┌────────

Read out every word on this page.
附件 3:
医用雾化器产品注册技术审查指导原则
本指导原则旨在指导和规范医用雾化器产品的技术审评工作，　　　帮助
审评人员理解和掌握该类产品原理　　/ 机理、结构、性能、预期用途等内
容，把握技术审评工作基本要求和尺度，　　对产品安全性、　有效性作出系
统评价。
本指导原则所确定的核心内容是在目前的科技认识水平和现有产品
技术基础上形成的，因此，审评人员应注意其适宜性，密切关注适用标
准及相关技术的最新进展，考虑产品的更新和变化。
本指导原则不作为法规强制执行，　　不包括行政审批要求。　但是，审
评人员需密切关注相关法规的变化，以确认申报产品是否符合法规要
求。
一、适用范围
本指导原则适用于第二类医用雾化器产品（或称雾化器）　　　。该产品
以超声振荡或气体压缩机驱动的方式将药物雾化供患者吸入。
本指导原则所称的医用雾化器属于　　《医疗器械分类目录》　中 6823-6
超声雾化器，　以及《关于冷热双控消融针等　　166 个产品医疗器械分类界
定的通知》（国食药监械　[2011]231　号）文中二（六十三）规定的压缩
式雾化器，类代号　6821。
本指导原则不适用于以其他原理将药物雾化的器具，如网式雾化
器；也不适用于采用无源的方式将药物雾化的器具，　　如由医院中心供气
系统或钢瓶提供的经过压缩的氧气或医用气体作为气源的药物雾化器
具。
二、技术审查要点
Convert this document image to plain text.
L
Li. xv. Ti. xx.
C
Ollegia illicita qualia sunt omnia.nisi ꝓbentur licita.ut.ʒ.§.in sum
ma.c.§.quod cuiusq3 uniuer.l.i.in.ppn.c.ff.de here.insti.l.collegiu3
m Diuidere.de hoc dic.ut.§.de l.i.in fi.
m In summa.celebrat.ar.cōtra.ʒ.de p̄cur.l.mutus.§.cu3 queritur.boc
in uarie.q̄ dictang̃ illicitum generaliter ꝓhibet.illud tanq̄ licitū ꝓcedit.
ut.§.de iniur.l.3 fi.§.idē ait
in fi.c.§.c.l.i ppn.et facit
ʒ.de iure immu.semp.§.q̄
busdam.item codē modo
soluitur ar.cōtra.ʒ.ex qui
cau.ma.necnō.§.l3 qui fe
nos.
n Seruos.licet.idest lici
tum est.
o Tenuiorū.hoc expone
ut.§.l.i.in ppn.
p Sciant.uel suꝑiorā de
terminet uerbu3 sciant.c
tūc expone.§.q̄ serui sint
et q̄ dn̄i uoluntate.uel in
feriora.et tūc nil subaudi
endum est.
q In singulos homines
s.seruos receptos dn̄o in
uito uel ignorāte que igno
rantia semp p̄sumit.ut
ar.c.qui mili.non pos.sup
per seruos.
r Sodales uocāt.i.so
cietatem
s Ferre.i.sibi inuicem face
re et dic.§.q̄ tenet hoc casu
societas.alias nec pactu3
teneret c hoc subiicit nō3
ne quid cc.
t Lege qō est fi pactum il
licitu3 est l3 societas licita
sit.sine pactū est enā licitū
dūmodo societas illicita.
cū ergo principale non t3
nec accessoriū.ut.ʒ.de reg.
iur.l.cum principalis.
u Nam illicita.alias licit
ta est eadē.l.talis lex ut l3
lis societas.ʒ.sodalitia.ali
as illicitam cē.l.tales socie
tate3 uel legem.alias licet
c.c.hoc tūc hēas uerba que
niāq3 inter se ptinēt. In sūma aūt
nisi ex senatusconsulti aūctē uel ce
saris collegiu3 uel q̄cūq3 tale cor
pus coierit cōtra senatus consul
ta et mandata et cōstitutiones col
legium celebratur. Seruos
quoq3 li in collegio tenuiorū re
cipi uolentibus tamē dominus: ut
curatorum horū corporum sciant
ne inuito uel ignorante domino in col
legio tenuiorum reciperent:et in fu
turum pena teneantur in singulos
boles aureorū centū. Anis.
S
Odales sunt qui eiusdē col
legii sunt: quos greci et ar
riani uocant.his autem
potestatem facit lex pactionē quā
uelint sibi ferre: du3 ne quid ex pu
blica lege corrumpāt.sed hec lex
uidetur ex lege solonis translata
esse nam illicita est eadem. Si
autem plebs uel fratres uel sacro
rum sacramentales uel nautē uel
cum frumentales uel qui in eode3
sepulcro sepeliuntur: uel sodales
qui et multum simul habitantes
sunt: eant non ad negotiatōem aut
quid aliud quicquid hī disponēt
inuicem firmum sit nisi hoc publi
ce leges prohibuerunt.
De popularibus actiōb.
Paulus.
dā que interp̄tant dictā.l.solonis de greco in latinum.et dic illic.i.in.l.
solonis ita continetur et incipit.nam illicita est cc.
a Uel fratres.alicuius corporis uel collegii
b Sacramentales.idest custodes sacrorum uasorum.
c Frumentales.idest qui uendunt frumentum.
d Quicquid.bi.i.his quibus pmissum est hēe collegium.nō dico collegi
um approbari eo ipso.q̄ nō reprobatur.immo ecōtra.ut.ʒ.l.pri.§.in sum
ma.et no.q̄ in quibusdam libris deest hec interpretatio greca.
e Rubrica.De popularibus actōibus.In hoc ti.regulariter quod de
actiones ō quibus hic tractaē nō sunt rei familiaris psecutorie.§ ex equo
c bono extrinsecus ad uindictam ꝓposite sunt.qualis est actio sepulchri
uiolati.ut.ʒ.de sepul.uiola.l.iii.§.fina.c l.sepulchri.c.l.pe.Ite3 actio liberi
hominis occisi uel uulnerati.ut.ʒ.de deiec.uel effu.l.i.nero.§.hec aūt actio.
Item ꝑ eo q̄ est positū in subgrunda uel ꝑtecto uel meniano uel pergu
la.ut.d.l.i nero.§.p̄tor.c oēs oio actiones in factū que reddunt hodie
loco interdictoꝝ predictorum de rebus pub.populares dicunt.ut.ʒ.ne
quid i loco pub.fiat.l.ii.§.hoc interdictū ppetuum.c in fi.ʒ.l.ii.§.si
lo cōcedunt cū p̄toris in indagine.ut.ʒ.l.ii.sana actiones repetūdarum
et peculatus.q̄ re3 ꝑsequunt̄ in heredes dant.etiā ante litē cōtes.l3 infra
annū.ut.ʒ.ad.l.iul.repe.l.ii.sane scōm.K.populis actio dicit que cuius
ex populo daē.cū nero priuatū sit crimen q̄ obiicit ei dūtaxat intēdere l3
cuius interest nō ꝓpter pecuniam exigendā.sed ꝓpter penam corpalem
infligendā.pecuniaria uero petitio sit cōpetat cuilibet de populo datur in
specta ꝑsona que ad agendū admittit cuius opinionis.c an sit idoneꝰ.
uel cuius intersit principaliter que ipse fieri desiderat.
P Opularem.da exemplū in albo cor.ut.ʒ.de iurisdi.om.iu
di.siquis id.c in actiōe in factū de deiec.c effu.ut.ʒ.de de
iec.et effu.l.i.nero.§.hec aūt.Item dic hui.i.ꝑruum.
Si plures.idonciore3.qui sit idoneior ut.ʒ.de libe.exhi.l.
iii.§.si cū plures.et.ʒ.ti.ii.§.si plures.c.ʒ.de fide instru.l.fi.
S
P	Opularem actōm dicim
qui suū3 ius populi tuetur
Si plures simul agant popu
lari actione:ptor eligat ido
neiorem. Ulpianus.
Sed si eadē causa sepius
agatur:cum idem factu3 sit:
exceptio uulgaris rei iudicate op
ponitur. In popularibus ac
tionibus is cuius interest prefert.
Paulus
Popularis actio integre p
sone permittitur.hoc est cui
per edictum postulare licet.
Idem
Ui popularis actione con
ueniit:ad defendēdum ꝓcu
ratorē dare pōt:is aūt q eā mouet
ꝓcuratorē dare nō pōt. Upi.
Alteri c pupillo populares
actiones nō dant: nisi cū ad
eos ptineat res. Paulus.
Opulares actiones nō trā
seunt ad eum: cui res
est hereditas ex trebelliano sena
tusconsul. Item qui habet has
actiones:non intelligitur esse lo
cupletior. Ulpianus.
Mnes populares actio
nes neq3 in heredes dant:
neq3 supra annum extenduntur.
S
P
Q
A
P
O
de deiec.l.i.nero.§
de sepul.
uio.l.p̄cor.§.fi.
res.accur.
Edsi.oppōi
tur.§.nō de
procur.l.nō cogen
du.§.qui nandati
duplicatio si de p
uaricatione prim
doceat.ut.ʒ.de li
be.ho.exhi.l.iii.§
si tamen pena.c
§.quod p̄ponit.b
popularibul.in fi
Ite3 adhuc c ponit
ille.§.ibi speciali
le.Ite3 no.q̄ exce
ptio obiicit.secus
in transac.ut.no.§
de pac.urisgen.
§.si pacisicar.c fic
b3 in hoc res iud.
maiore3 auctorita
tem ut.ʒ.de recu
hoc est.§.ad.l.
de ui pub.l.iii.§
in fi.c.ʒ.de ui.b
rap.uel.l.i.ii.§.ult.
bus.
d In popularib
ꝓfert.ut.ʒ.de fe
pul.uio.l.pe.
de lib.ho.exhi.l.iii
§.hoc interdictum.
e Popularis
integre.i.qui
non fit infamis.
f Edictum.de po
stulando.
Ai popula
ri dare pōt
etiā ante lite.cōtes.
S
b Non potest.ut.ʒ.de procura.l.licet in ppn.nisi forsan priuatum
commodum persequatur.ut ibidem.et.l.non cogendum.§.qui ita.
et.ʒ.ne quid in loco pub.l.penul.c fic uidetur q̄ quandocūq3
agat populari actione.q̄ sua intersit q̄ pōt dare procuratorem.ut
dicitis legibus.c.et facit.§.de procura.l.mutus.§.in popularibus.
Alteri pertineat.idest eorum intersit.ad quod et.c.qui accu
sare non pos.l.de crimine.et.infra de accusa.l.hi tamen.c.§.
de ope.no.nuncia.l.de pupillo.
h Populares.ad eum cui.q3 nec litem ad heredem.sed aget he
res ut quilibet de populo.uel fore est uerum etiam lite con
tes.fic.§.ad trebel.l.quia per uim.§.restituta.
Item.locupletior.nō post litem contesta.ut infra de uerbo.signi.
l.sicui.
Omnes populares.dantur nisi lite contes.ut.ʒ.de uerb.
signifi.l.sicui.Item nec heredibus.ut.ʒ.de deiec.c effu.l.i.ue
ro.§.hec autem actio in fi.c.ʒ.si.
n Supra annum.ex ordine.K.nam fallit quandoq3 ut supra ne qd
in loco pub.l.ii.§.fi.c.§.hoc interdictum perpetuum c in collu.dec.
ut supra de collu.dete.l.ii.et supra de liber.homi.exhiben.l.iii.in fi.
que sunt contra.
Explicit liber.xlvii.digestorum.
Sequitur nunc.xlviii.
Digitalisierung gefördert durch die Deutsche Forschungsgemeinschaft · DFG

└────────

Ascertain the number of lines in the entries that include the word "interest", and report only that number.

* [Response to the task] 2